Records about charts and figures
========================
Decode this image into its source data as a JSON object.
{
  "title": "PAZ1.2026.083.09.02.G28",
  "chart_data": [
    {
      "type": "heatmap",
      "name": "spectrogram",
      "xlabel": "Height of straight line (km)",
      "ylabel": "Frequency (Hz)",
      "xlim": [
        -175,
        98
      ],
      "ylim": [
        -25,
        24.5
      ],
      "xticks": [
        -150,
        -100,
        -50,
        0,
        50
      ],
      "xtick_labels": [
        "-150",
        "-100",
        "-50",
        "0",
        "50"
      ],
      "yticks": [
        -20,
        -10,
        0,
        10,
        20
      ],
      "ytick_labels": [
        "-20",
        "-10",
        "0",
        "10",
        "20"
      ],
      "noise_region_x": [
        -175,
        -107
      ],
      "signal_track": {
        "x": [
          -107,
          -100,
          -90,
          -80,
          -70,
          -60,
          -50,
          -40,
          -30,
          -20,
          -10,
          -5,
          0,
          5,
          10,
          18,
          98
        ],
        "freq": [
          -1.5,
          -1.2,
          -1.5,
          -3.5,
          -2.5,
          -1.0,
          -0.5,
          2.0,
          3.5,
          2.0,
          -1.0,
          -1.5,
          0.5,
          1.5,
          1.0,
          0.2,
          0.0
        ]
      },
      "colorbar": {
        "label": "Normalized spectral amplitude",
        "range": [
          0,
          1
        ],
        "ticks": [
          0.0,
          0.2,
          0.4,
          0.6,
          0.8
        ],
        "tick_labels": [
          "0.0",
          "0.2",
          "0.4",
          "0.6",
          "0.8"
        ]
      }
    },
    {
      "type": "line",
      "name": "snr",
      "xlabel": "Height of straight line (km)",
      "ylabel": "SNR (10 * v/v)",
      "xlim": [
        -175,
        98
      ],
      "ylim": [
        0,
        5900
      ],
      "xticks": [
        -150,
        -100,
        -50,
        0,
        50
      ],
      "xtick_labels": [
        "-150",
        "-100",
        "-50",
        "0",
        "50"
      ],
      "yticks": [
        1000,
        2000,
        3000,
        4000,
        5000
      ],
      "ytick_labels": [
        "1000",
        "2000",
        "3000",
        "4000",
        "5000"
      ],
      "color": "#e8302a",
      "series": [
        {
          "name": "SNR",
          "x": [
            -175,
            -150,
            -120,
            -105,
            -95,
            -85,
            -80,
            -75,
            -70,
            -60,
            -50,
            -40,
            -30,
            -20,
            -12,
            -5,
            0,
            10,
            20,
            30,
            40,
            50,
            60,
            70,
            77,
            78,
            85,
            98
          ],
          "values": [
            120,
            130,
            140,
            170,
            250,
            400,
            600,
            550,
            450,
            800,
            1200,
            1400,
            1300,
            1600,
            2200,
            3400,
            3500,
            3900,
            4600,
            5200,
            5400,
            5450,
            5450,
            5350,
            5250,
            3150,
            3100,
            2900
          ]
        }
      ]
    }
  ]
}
========================
- _TASK PROMPT_
Your task is to reproduce the whole listing exactly.

- _FULL ANSWER_
Decode this image into its source data as a JSON object.
{
  "title": "PAZ1.2026.083.09.02.G28",
  "chart_data": [
    {
      "type": "heatmap",
      "name": "spectrogram",
      "xlabel": "Height of straight line (km)",
      "ylabel": "Frequency (Hz)",
      "xlim": [
        -175,
        98
      ],
      "ylim": [
        -25,
        24.5
      ],
      "xticks": [
        -150,
        -100,
        -50,
        0,
        50
      ],
      "xtick_labels": [
        "-150",
        "-100",
        "-50",
        "0",
        "50"
      ],
      "yticks": [
        -20,
        -10,
        0,
        10,
        20
      ],
      "ytick_labels": [
        "-20",
        "-10",
        "0",
        "10",
        "20"
      ],
      "noise_region_x": [
        -175,
        -107
      ],
      "signal_track": {
        "x": [
          -107,
          -100,
          -90,
          -80,
          -70,
          -60,
          -50,
          -40,
          -30,
          -20,
          -10,
          -5,
          0,
          5,
          10,
          18,
          98
        ],
        "freq": [
          -1.5,
          -1.2,
          -1.5,
          -3.5,
          -2.5,
          -1.0,
          -0.5,
          2.0,
          3.5,
          2.0,
          -1.0,
          -1.5,
          0.5,
          1.5,
          1.0,
          0.2,
          0.0
        ]
      },
      "colorbar": {
        "label": "Normalized spectral amplitude",
        "range": [
          0,
          1
        ],
        "ticks": [
          0.0,
          0.2,
          0.4,
          0.6,
          0.8
        ],
        "tick_labels": [
          "0.0",
          "0.2",
          "0.4",
          "0.6",
          "0.8"
        ]
      }
    },
    {
      "type": "line",
      "name": "snr",
      "xlabel": "Height of straight line (km)",
      "ylabel": "SNR (10 * v/v)",
      "xlim": [
        -175,
        98
      ],
      "ylim": [
        0,
        5900
      ],
      "xticks": [
        -150,
        -100,
        -50,
        0,
        50
      ],
      "xtick_labels": [
        "-150",
        "-100",
        "-50",
        "0",
        "50"
      ],
      "yticks": [
        1000,
        2000,
        3000,
        4000,
        5000
      ],
      "ytick_labels": [
        "1000",
        "2000",
        "3000",
        "4000",
        "5000"
      ],
      "color": "#e8302a",
      "series": [
        {
          "name": "SNR",
          "x": [
            -175,
            -150,
            -120,
            -105,
            -95,
            -85,
            -80,
            -75,
            -70,
            -60,
            -50,
            -40,
            -30,
            -20,
            -12,
            -5,
            0,
            10,
            20,
            30,
            40,
            50,
            60,
            70,
            77,
            78,
            85,
            98
          ],
          "values": [
            120,
            130,
            140,
            170,
            250,
            400,
            600,
            550,
            450,
            800,
            1200,
            1400,
            1300,
            1600,
            2200,
            3400,
            3500,
            3900,
            4600,
            5200,
            5400,
            5450,
            5450,
            5350,
            5250,
            3150,
            3100,
            2900
          ]
        }
      ]
    }
  ]
}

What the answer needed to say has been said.